START Stored records

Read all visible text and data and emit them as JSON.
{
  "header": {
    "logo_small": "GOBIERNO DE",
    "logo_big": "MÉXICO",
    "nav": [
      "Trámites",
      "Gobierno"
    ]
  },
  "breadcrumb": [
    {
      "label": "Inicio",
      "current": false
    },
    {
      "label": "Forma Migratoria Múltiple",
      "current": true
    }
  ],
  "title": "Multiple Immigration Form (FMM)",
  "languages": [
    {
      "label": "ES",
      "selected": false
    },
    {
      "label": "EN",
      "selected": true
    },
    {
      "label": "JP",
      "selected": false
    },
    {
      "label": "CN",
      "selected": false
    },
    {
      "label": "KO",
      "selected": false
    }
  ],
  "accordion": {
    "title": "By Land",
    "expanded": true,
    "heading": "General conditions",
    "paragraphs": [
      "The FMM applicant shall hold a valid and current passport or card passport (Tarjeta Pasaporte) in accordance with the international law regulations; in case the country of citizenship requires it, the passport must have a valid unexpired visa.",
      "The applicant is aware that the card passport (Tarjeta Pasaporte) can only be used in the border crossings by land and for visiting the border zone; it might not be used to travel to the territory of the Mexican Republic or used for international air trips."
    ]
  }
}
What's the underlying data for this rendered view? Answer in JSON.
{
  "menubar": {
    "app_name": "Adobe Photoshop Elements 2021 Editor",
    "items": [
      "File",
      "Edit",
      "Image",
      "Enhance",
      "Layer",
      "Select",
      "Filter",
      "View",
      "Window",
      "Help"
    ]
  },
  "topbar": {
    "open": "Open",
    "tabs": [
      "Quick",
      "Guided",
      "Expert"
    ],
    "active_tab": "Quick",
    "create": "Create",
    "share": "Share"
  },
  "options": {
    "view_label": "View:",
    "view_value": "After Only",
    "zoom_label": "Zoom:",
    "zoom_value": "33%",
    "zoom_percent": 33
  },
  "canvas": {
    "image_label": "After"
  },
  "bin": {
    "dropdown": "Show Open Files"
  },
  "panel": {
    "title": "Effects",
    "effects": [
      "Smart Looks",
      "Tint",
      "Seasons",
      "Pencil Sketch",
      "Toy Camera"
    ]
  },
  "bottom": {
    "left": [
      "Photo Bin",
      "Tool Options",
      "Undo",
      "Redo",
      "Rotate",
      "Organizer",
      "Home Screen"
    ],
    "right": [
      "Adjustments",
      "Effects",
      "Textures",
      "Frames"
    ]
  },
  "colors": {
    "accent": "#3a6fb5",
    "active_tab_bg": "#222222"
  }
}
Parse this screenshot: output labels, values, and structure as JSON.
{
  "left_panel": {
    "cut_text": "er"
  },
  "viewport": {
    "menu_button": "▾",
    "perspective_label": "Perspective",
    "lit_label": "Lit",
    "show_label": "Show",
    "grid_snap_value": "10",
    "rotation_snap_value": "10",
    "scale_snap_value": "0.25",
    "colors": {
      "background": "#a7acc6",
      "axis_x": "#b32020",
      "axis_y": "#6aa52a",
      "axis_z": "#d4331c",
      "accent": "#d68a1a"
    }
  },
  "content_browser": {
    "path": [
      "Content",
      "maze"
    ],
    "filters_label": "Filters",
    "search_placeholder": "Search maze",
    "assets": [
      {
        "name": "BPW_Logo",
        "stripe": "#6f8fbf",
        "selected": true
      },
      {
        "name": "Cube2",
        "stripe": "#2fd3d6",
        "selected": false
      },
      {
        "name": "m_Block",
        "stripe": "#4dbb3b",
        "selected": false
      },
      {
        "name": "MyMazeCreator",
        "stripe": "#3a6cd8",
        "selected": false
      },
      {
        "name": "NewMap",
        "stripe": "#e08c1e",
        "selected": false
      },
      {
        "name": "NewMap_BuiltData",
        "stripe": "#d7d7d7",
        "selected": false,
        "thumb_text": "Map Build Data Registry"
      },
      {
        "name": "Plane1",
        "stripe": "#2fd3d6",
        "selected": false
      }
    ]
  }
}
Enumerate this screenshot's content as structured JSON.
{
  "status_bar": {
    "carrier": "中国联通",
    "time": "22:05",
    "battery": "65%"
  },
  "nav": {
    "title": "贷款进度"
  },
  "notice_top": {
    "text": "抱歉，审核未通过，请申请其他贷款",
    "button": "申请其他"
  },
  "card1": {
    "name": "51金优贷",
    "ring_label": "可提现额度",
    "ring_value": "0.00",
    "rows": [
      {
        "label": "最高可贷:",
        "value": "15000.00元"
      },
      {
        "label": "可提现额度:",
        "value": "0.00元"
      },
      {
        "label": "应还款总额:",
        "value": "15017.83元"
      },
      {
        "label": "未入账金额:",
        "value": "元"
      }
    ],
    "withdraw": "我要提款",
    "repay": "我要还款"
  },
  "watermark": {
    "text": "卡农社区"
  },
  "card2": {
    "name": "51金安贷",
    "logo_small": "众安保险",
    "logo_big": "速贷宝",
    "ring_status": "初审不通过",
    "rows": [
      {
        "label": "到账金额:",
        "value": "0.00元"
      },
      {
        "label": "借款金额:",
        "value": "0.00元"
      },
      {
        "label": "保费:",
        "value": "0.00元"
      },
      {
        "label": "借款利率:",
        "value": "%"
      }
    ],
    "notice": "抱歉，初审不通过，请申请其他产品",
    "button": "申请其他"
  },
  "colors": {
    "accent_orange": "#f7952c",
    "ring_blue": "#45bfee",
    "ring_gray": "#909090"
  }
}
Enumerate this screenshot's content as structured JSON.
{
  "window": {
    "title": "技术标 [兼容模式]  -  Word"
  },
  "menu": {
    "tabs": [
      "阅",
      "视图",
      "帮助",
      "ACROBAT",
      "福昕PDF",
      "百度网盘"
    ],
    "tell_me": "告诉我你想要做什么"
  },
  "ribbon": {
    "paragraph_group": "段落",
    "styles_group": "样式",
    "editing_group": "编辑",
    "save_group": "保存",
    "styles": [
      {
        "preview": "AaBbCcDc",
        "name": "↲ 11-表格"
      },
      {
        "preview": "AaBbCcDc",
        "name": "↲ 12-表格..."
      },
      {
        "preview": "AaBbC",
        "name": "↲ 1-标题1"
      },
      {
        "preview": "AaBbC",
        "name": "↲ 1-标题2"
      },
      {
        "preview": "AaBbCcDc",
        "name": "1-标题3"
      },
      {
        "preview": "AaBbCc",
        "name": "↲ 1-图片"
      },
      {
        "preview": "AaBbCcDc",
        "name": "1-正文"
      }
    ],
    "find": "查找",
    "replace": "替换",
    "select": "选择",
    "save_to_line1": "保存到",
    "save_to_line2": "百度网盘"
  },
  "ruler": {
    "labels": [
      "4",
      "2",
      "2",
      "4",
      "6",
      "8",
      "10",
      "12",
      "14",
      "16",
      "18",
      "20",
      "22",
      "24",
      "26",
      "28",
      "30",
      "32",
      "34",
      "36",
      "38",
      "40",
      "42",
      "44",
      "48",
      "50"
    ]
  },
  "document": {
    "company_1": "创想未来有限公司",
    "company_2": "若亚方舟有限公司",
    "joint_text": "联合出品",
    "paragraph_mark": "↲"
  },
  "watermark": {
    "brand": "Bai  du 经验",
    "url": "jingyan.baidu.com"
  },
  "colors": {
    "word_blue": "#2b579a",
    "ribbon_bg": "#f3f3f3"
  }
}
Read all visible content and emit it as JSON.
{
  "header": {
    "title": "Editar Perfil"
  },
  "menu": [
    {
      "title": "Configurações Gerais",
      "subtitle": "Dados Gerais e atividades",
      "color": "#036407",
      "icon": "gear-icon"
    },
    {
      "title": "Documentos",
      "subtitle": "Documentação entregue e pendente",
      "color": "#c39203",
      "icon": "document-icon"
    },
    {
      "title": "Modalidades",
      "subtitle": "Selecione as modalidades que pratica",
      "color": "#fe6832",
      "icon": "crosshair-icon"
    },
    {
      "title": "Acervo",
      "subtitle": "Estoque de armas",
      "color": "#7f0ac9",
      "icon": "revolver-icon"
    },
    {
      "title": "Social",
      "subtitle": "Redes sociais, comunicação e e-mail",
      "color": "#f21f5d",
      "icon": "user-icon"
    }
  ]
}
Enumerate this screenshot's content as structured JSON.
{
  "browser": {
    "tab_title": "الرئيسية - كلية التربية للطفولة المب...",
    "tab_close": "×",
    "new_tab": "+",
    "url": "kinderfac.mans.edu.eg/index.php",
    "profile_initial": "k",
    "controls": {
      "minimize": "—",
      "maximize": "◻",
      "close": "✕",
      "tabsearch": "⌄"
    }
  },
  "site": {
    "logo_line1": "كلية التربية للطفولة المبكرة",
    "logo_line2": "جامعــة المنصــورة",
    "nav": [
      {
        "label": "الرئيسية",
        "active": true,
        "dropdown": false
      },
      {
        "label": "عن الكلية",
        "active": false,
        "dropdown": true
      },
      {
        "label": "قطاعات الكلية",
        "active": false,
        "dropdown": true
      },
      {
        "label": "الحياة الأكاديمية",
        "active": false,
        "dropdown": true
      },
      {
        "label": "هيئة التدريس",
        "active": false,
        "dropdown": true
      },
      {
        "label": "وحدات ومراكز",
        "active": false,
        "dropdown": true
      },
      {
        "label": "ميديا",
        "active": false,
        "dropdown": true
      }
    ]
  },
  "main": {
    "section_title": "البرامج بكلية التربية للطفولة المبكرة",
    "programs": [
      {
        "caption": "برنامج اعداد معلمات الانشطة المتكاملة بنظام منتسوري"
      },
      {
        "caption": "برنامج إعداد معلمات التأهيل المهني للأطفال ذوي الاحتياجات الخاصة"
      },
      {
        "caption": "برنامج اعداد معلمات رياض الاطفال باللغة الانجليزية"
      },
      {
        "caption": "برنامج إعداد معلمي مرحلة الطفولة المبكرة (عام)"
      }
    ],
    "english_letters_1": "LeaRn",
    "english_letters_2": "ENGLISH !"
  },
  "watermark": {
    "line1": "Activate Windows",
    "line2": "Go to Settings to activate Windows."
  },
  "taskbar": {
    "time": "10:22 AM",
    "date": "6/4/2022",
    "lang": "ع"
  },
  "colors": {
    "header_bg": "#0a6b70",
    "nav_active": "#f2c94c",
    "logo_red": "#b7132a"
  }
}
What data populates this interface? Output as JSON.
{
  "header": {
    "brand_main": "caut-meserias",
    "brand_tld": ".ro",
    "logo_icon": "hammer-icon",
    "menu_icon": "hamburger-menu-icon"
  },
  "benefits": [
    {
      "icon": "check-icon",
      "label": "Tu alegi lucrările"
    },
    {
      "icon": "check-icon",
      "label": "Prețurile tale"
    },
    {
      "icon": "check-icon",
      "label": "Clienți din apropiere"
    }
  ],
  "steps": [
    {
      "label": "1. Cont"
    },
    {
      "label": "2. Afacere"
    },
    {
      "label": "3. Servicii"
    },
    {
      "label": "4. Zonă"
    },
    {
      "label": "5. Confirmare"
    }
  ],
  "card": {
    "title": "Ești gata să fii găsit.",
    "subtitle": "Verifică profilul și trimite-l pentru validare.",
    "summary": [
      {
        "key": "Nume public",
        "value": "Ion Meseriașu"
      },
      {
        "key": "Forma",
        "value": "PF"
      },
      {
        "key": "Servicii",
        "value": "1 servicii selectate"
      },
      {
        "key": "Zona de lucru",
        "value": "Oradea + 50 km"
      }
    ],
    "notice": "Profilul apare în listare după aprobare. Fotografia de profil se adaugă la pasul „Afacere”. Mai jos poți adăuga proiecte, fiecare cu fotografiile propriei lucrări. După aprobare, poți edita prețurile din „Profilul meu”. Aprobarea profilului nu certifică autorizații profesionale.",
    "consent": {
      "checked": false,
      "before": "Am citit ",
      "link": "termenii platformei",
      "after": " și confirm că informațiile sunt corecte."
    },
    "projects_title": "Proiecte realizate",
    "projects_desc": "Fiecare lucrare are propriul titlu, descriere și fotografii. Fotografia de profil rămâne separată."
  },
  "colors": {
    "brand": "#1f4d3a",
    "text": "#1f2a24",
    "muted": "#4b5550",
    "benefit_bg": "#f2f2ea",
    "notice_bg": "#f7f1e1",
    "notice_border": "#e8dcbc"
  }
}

END Stored records

Problem to solve: Find each line holding "icon". Copy it out.

Problem solution:
      "icon": "gear-icon"
      "icon": "document-icon"
      "icon": "crosshair-icon"
      "icon": "revolver-icon"
      "icon": "user-icon"
    "logo_icon": "hammer-icon",
    "menu_icon": "hamburger-menu-icon"
      "icon": "check-icon",
      "icon": "check-icon",
      "icon": "check-icon",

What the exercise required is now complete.